→ WORK REQUIRED
Here are records with pictures in them. Copy all of them exactly and leave the pictures out.

Data items:
++++++++++++++++++++
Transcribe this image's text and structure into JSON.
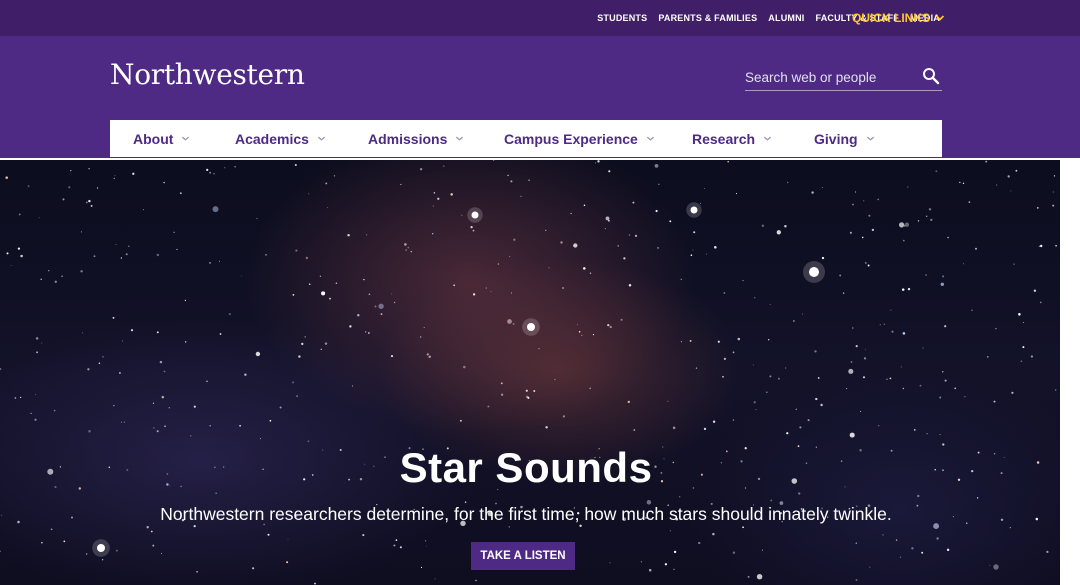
{
  "utility_bar": {
    "links": [
      "STUDENTS",
      "PARENTS & FAMILIES",
      "ALUMNI",
      "FACULTY & STAFF",
      "MEDIA"
    ],
    "quick_links": "QUICK LINKS"
  },
  "header": {
    "logo": "Northwestern",
    "search_placeholder": "Search web or people"
  },
  "nav": {
    "items": [
      "About",
      "Academics",
      "Admissions",
      "Campus Experience",
      "Research",
      "Giving"
    ]
  },
  "hero": {
    "title": "Star Sounds",
    "subtitle": "Northwestern researchers determine, for the first time, how much stars should innately twinkle.",
    "button": "TAKE A LISTEN"
  },
  "colors": {
    "brand_purple": "#4e2a84",
    "utility_purple": "#401f68",
    "quick_links_gold": "#ffc520"
  }
}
++++++++++++++++++++
→ RESPONSE
Transcribe this image's text and structure into JSON.
{
  "utility_bar": {
    "links": [
      "STUDENTS",
      "PARENTS & FAMILIES",
      "ALUMNI",
      "FACULTY & STAFF",
      "MEDIA"
    ],
    "quick_links": "QUICK LINKS"
  },
  "header": {
    "logo": "Northwestern",
    "search_placeholder": "Search web or people"
  },
  "nav": {
    "items": [
      "About",
      "Academics",
      "Admissions",
      "Campus Experience",
      "Research",
      "Giving"
    ]
  },
  "hero": {
    "title": "Star Sounds",
    "subtitle": "Northwestern researchers determine, for the first time, how much stars should innately twinkle.",
    "button": "TAKE A LISTEN"
  },
  "colors": {
    "brand_purple": "#4e2a84",
    "utility_purple": "#401f68",
    "quick_links_gold": "#ffc520"
  }
}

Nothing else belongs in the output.